THE EXERCISE: Of all the lines in the records below, how many hold the word "screenshot"? Give the number alone.

SOURCE RECORDS:
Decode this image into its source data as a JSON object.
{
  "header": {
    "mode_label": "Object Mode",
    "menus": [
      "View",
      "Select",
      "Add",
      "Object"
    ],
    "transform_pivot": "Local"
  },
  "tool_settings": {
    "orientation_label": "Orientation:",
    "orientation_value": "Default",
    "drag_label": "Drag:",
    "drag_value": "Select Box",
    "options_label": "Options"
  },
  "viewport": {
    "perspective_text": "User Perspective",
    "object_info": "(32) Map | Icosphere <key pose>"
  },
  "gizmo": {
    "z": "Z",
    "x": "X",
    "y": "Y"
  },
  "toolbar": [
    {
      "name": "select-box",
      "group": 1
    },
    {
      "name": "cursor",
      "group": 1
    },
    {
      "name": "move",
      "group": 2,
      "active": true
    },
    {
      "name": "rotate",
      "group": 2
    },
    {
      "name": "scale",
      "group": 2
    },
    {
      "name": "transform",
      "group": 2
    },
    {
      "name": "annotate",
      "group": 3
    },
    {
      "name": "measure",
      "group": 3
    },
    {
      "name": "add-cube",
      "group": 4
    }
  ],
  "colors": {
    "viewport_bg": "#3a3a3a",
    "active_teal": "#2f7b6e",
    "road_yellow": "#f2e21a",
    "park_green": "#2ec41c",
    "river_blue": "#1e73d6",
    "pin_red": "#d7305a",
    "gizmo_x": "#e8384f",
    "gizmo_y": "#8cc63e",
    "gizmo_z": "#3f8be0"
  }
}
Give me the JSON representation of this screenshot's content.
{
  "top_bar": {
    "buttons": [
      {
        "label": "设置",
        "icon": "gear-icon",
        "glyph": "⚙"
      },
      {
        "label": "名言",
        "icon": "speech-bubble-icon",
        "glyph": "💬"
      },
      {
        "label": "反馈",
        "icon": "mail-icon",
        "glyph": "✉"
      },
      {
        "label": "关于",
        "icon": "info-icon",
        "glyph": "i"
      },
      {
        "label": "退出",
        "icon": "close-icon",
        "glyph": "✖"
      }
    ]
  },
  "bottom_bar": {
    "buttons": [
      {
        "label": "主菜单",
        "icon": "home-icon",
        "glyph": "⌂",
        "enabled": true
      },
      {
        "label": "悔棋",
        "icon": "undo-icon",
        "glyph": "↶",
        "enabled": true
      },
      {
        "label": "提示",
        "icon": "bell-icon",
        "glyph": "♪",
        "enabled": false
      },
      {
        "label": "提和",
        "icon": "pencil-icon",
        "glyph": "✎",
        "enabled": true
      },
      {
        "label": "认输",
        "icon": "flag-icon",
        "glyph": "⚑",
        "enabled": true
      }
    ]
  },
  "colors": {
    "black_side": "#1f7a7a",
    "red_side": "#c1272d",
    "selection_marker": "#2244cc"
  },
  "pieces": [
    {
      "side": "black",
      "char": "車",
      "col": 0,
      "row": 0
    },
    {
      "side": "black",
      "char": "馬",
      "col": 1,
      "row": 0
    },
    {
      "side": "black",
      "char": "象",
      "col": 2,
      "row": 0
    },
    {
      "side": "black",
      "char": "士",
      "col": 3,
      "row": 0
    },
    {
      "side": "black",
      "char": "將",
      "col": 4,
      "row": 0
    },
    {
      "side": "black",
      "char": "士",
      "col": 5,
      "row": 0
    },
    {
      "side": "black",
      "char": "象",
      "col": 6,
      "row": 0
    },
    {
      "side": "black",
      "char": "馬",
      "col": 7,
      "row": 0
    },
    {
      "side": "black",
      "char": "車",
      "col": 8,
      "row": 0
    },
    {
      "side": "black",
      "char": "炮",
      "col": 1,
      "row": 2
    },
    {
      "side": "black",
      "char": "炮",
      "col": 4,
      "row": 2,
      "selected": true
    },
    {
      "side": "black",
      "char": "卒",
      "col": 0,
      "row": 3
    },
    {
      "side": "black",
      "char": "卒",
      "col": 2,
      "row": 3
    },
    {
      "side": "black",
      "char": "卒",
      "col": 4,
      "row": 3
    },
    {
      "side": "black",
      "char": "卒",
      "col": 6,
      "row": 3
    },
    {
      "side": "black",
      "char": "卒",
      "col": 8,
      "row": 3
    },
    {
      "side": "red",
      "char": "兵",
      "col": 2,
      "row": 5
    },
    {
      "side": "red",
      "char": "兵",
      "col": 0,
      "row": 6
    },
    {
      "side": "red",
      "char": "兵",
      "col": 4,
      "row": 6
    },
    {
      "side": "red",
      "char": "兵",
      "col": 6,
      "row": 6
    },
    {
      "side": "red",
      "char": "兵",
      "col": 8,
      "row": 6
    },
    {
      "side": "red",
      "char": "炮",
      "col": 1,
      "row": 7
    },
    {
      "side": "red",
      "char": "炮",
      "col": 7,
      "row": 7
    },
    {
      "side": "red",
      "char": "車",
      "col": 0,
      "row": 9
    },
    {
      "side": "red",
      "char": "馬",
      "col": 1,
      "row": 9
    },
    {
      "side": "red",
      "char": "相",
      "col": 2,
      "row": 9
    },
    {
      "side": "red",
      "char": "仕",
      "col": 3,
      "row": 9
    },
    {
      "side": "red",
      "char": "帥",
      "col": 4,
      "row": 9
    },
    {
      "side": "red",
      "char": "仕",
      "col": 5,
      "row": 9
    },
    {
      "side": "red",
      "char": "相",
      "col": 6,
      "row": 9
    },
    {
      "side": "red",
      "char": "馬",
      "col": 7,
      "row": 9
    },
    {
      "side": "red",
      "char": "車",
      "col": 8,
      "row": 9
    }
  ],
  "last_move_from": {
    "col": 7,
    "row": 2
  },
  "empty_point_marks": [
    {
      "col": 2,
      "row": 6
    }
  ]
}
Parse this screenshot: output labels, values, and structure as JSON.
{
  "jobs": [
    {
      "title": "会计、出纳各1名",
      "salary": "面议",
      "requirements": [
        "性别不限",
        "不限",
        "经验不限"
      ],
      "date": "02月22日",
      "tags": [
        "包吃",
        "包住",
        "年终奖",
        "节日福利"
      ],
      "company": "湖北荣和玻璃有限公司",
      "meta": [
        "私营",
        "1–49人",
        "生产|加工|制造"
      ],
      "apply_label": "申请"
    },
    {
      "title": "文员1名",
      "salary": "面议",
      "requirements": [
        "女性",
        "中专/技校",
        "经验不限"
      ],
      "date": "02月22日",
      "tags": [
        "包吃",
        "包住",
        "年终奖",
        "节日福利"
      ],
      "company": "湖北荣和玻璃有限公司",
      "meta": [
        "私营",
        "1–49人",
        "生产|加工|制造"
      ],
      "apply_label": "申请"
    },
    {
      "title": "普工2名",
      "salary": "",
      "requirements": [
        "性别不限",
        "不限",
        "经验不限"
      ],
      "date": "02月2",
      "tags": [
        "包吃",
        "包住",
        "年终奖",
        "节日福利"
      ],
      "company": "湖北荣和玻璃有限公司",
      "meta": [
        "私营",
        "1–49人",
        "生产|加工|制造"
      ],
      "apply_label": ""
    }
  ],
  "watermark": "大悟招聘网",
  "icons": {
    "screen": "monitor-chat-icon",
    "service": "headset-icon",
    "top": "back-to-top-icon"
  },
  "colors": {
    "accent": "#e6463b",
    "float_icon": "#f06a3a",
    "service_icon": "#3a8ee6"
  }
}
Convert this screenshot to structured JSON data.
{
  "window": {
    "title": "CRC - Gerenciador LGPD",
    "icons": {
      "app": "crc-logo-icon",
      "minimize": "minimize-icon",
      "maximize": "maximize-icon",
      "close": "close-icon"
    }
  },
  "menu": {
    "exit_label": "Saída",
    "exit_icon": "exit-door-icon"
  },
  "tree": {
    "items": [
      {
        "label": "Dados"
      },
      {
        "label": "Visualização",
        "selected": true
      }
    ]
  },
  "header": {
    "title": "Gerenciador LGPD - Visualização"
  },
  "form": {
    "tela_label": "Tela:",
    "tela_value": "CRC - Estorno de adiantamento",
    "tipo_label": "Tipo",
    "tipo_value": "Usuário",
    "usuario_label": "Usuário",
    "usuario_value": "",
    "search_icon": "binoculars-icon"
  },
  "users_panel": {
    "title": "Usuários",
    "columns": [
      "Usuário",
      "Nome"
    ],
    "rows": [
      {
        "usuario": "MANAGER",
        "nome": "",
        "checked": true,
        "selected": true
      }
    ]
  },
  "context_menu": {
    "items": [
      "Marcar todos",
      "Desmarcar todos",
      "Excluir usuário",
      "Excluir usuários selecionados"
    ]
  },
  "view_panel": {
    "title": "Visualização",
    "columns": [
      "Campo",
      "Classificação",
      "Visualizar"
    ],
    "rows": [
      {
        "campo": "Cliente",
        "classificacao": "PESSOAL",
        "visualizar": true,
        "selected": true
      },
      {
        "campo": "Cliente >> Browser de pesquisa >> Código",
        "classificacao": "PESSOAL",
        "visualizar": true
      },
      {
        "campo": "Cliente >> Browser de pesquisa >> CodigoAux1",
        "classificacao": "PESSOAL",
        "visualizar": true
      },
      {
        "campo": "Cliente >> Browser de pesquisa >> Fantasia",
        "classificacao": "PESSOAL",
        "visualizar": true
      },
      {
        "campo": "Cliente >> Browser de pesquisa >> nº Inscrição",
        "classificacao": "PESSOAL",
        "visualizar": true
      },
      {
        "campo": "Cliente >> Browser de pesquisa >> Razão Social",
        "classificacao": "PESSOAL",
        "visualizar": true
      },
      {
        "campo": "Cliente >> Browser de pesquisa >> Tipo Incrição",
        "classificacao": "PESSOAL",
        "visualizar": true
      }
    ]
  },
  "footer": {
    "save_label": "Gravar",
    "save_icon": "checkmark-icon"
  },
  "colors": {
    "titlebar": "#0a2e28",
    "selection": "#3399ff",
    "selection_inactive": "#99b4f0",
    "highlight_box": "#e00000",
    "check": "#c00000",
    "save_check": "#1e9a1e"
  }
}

EXERCISE SOLUTION: 3